Exercise 1:
According to the McBride biography, why was McBride added to the Derry panel during the 2007 Championship, and did he appear in any games then? Answer in one to three sentences.
Exercise 2:
In the McBride biography, which team did Derry defeat in the final to win the 2008 National League?

*** Document excerpt ***

Michael McBride (born 20 January 1982) is a Gaelic footballer who plays for the Derry county team, with whom he has won a National League title. He plays his club football for St Colm's Ballinascreen. For both club and county he usually plays in the half back line. His brother Dermot has also played on occasion for Derry.

Playing career

Inter-county
McBride was a substitute on the Derry panel that finished runners-up to Tyrone in the 2005 Dr McKenna Cup. He was later called up to the Derry panel during the 2007 Championship for cover, but did not play in any games. He worked his way into the Derry team in the 2008 McKenna Cup (where Derry again reached the final) and the 2008 National League, which Derry won defeating Kerry in the final. He made his Championship debut later that year in the defeat to Monaghan.

*** Raw records ***

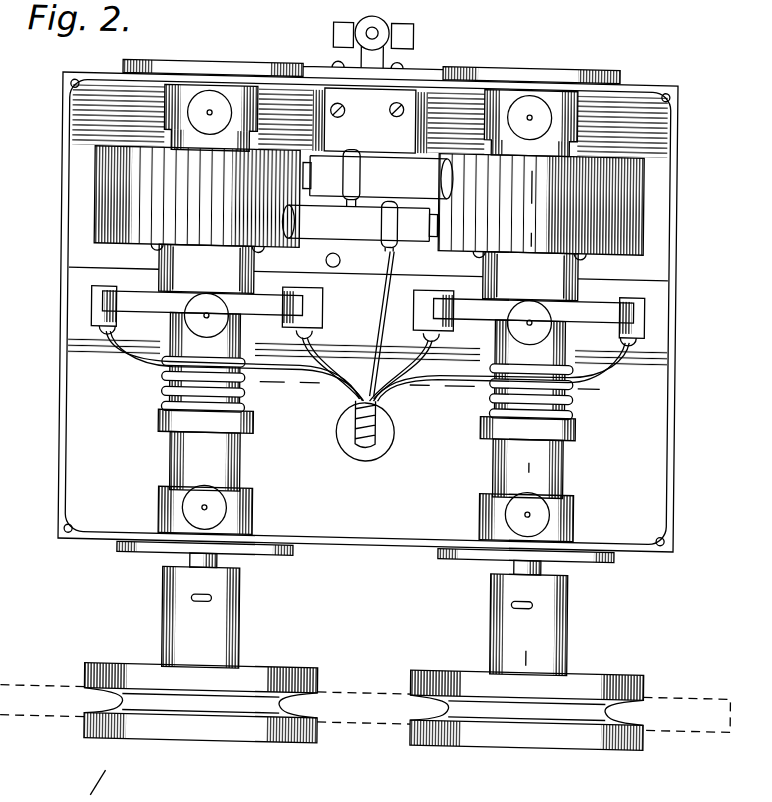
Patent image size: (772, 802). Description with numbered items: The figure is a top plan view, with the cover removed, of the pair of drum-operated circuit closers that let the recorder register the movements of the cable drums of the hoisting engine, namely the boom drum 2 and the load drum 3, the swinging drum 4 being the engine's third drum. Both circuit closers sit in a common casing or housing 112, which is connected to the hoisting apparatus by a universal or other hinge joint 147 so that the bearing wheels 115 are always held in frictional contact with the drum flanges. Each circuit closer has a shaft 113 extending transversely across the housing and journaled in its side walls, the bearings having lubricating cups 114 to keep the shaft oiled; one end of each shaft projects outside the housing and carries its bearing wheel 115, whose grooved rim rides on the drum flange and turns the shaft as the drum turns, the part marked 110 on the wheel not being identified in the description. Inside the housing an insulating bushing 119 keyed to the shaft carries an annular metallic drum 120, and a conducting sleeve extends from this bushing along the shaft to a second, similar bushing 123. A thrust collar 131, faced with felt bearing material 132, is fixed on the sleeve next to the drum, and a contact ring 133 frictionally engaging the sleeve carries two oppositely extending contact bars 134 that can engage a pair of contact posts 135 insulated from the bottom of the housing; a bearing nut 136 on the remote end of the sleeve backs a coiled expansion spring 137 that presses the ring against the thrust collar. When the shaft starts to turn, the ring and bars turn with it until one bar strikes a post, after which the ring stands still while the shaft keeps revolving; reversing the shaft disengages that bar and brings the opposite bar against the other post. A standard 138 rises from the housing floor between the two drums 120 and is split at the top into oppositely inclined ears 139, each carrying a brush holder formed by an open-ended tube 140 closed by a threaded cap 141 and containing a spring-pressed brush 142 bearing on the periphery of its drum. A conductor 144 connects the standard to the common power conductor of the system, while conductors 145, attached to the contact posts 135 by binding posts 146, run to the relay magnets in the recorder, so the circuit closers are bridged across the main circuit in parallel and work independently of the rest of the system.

The boom drum 2 is at (205, 720).
The load drum 3 is at (374, 562).
The swinging drum 4 is at (530, 414).
The pulley 110 is at (363, 744).
The housing 112 is at (612, 127).
The shaft 113 is at (395, 614).
The lubricating cups 114 is at (368, 280).
The bearing wheel 115 is at (206, 660).
The insulating bushing 119 is at (186, 64).
The annular metallic drum 120 is at (375, 200).
The bushing 123 is at (336, 464).
The thrust collar 131 is at (369, 248).
The bearing material 132 is at (376, 270).
The contact ring 133 is at (329, 365).
The contact bars 134 is at (374, 302).
The contact posts 135 is at (32, 219).
The bearing nut 136 is at (370, 430).
The coiled expansion spring 137 is at (322, 391).
The standard 138 is at (317, 74).
The ears 139 is at (348, 197).
The tube 140 is at (399, 185).
The cap 141 is at (408, 177).
The brush 142 is at (386, 224).
The conductor 144 is at (318, 233).
The conductors 145 is at (278, 374).
The binding posts 146 is at (554, 387).
The hinge joint 147 is at (397, 35).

***

Expected answer 1:
He was called up to the Derry panel during the 2007 Championship for cover. He did not play in any games.

Expected answer 2:
Kerry.